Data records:

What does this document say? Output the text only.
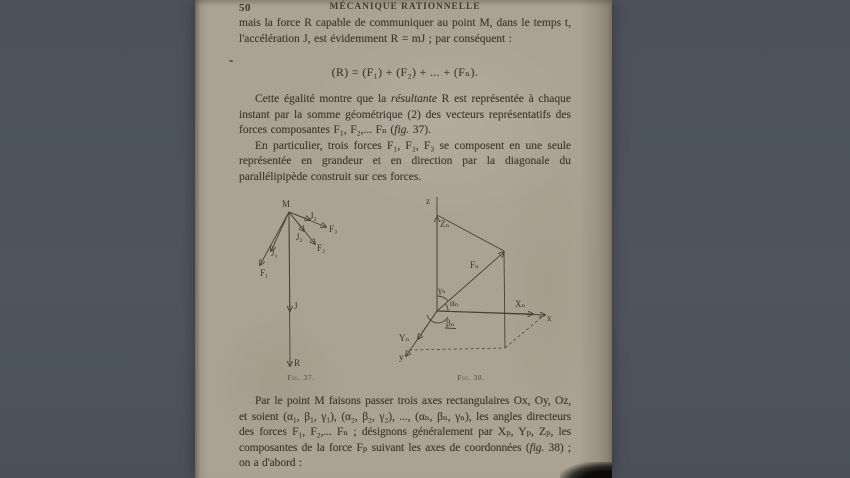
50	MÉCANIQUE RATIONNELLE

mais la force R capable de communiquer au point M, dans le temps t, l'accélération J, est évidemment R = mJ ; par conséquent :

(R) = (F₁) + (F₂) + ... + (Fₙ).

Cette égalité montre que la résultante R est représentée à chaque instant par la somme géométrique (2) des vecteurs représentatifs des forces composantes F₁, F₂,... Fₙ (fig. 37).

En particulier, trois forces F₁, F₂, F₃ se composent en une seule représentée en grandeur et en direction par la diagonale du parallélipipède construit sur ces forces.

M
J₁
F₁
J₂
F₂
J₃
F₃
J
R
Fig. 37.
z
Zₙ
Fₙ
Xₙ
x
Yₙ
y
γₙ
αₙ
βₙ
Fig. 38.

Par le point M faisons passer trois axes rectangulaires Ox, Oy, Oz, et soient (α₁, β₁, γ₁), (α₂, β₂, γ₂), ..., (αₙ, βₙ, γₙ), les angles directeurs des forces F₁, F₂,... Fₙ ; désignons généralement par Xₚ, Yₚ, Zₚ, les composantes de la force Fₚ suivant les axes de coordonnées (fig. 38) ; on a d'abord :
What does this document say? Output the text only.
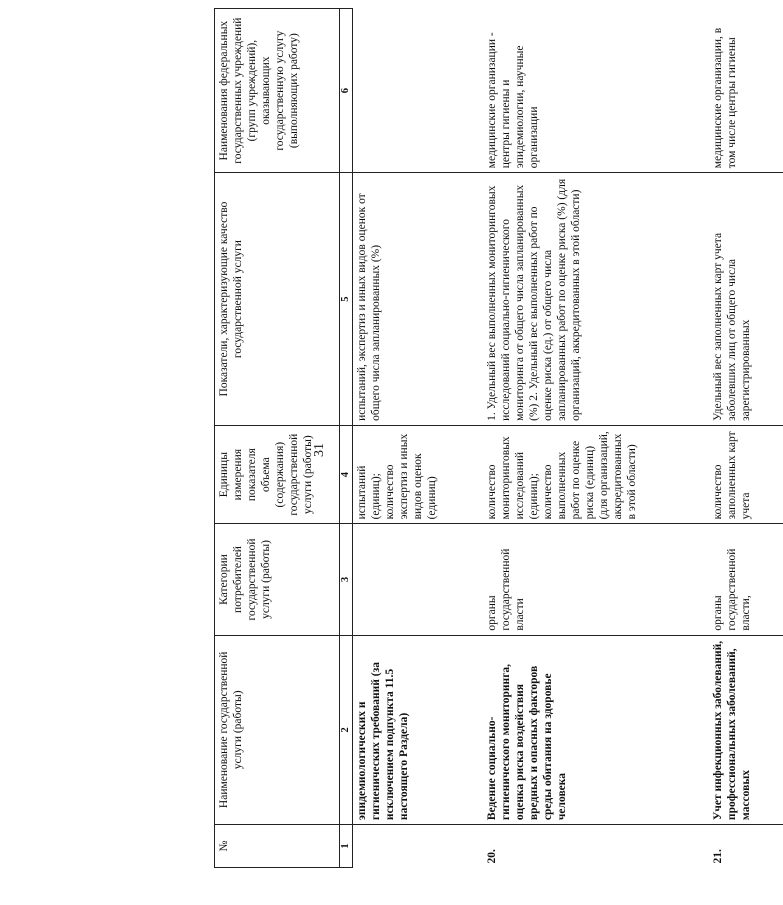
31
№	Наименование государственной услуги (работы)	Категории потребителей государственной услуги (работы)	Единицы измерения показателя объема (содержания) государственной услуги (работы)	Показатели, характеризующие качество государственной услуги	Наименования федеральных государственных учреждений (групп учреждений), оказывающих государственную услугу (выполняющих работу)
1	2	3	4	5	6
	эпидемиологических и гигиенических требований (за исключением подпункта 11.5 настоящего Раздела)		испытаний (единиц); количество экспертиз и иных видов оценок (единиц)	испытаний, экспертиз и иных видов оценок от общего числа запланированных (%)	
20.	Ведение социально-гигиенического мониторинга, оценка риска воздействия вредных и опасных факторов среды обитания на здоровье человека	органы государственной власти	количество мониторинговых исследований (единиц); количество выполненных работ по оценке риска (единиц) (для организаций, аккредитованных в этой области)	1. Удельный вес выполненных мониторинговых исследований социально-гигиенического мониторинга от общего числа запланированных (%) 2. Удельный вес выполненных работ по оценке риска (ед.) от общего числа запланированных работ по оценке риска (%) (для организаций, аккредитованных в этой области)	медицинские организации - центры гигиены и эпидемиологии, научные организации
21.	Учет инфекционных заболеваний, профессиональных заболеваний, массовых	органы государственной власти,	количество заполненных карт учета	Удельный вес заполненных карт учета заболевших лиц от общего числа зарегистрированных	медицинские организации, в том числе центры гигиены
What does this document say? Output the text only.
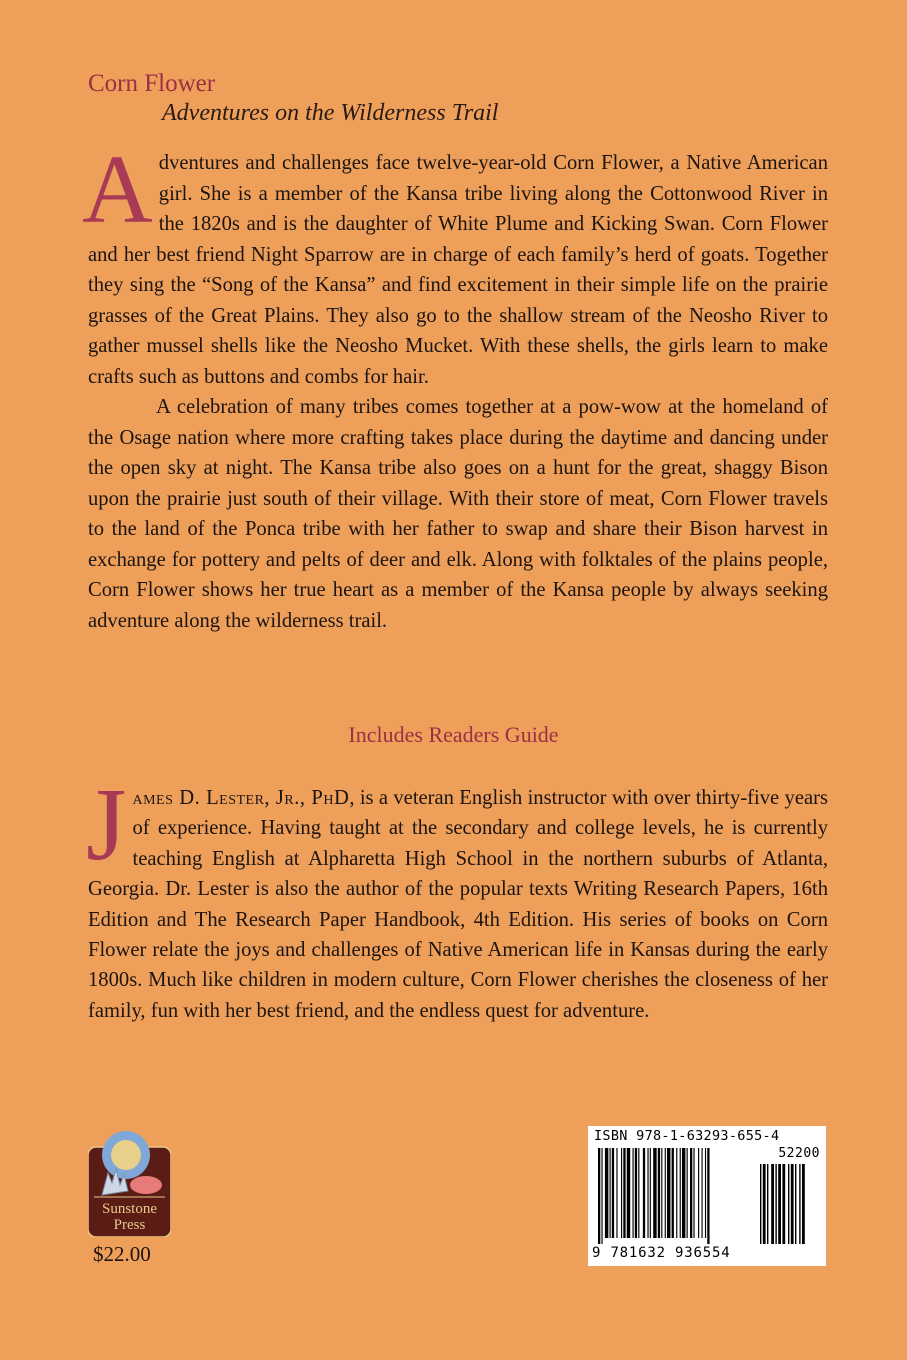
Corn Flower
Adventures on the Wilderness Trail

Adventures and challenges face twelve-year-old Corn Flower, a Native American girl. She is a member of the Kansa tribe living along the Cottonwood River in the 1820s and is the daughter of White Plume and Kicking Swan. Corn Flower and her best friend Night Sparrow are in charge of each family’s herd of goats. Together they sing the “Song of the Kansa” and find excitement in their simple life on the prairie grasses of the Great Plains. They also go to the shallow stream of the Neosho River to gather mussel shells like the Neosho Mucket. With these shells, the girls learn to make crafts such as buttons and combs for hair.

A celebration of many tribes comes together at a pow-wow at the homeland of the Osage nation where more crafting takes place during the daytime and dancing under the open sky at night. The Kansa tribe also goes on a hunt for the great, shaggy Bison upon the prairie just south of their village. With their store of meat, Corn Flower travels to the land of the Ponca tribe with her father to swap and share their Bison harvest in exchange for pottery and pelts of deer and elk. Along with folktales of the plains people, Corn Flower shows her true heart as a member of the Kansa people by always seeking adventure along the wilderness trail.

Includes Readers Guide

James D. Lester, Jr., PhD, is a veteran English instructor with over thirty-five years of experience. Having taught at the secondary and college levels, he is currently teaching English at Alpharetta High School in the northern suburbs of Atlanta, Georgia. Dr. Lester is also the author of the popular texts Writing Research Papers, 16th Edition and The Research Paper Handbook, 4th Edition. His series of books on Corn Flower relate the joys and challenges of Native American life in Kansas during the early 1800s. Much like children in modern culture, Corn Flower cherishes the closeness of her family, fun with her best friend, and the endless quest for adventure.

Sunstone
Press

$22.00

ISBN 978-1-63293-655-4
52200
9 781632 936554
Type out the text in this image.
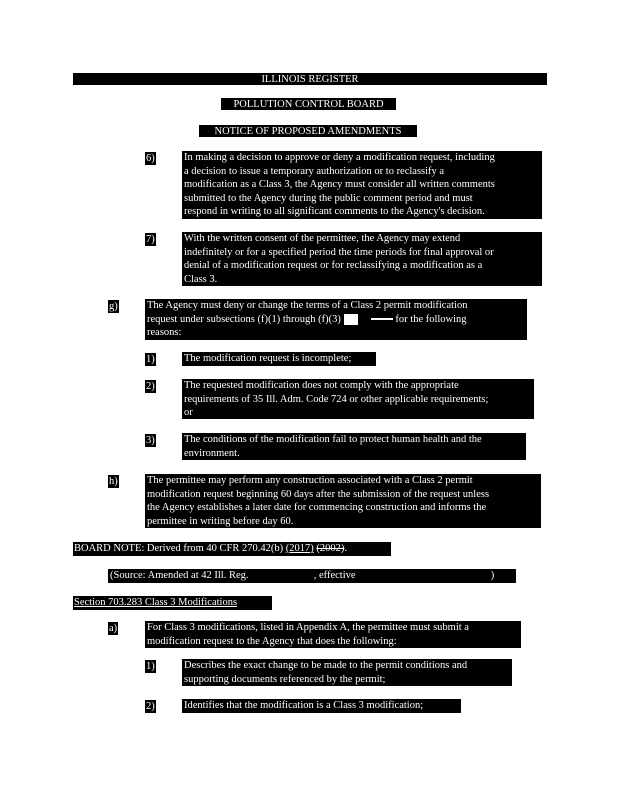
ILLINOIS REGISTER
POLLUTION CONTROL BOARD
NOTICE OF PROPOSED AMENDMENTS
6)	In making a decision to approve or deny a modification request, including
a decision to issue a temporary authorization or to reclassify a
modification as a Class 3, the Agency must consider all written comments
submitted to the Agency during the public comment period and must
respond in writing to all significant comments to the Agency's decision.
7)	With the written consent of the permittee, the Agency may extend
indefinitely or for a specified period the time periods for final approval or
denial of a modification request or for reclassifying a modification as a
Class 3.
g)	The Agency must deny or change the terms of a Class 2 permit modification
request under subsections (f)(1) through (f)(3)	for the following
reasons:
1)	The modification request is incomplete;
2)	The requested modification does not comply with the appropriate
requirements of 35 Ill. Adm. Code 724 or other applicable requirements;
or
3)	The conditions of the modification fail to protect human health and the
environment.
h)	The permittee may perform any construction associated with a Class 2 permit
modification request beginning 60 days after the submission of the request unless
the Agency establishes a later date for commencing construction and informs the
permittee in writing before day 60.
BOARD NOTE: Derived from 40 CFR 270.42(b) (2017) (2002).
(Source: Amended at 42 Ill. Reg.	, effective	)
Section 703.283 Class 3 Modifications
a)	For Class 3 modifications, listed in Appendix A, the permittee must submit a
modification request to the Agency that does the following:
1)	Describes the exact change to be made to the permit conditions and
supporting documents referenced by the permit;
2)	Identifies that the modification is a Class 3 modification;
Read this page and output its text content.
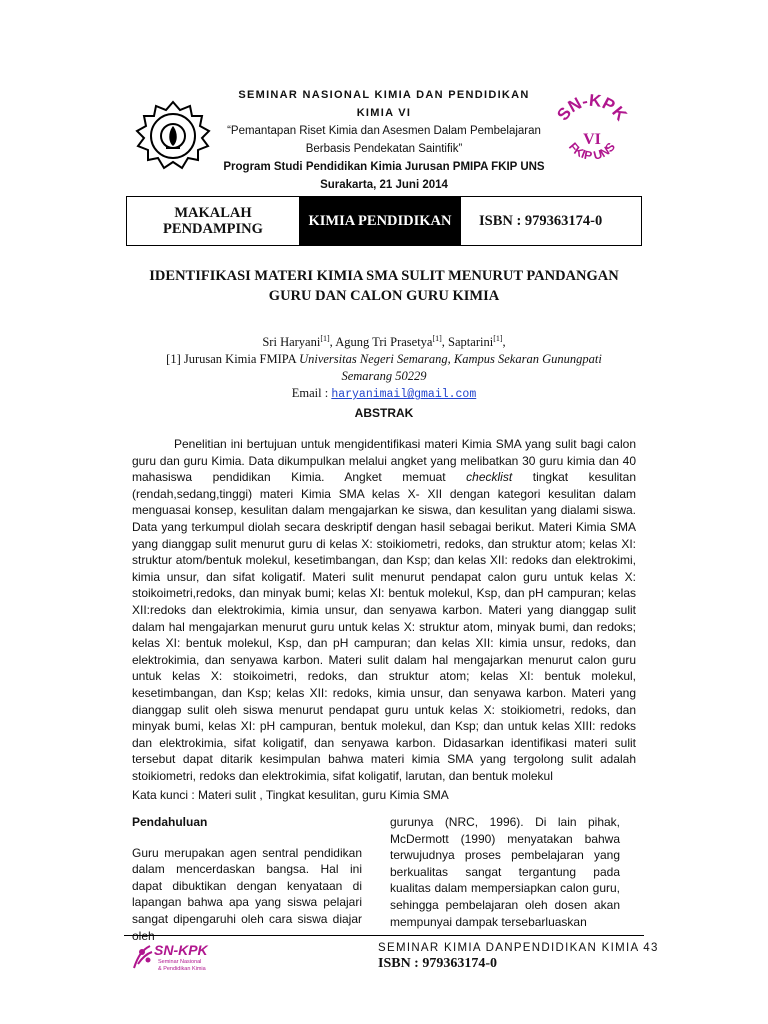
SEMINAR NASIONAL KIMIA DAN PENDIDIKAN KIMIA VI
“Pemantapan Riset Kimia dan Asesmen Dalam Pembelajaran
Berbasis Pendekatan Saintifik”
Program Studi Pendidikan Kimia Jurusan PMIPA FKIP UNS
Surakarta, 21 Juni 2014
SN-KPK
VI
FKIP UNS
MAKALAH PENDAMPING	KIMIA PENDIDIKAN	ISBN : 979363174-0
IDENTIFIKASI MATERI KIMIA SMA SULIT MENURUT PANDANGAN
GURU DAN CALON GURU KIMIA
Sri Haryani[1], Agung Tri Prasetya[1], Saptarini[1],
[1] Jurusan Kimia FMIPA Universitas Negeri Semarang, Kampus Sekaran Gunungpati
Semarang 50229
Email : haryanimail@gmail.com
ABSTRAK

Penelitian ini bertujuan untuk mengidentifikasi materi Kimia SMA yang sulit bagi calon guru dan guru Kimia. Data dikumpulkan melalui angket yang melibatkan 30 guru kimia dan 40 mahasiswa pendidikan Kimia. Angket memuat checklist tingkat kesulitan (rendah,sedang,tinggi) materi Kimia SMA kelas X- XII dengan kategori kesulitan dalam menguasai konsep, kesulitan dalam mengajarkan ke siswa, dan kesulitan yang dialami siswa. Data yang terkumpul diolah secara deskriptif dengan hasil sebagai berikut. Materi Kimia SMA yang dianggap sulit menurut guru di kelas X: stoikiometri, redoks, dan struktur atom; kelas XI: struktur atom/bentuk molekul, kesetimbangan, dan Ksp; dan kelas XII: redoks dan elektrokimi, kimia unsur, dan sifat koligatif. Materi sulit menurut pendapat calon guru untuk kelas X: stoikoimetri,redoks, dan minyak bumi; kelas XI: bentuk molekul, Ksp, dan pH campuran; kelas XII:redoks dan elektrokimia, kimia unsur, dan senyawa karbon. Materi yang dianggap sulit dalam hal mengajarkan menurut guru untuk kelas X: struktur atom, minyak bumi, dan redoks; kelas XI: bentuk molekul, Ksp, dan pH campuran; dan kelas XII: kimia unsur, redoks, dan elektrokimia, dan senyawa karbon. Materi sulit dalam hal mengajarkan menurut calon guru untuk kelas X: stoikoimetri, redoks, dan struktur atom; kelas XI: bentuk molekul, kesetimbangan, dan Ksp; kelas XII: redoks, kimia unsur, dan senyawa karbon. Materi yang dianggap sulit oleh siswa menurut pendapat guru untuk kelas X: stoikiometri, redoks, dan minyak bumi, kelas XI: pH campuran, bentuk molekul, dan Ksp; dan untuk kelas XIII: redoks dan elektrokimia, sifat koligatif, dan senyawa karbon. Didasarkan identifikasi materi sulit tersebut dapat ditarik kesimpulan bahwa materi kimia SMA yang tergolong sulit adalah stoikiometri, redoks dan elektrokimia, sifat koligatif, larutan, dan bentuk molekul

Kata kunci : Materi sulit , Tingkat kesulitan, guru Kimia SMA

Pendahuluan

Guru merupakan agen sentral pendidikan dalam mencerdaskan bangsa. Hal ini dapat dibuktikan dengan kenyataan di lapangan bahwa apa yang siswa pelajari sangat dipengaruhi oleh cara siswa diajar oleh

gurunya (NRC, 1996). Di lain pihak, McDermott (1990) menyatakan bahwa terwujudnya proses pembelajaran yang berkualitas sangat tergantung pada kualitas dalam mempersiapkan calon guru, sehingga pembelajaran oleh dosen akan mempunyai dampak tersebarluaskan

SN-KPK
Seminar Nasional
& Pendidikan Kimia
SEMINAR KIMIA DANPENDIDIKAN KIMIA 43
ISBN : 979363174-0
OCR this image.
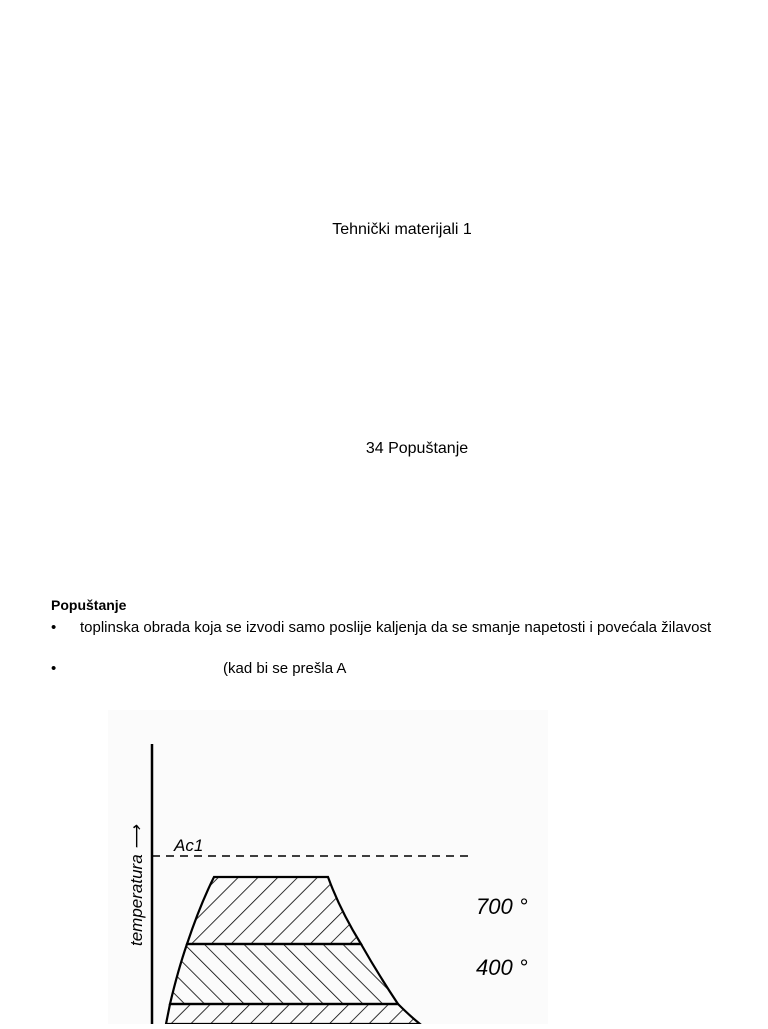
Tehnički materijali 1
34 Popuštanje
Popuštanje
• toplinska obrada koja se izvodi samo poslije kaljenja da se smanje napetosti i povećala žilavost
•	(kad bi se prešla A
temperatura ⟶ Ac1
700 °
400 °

#### [Written exercise]
State the count of lines above containing the string "following", and add nothing to it.

#### [Task answer]
2